To do =
Answer these questions from the market commentary below:
1. What does T2107 measure?
2. What VIX status is listed?
3. How did the S&P 500 do for the week?
--- BEGIN Selection ---
(T2108 measures the percentage of stocks trading above their respective 40-day moving averages [DMAs]. It helps to identify extremes in market sentiment that are likely to reverse. To learn more about it, see my T2108 Resource Page. You can follow real-time T2108 commentary on twitter using the #T2108 hashtag. T2108-related trades and other trades are occasionally posted on twitter using the #120trade hashtag. T2107 measures the percentage of stocks trading above their respective 200DMAs)
T2108 Status: 65.6%
T2107 Status: 64.7%
VIX Status: 13.5
General (Short-term) Trading Call: cautiously bullish
Active T2108 periods: Day #78 over 20%, Day #77 over 30%, Day #74 over 40%, Day #8 over 50%, Day #7 over 60% (overperiod), Day #23 under 70% (underperiod)
A poor U.S. job’s report brought all sorts of drama in the currency market, but the stock market acted like it barely noticed. The S&P 500 (SPY) dipped but recovered throughout the day to close with a fractional loss. For the week, the index managed the slimmest of gains.
T2108 closed at 66.6% and essentially flat with the previous day. T2107, the percentage of stocks trading above their respective 200-day moving averages (DMA), closed with a small loss that left it comfortably resting in its current uptrend channel. In other words, the (cautiously) bullish posture of the market remains well intact for now despite the surprisingly bad news from the May jobs report. Yet, I cannot help but think that Friday left the market in a state of sudden uncertainty. You cannot see it in the volatility index, the VIX, but the previous thesis that the U.S. has finally entered a recovery strong enough to warrant rate hikes is essentially out the window. Only a new and extremely robust catalyst can reverse the damage to this thesis.
--- END Selection ---
--- BEGIN Raw data ---
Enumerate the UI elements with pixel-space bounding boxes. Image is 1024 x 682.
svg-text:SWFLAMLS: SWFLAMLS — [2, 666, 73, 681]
--- END Raw data ---
Response =
1. The percentage of stocks trading above their respective 200-day moving averages.
2. 13.5
3. It managed the slimmest of gains.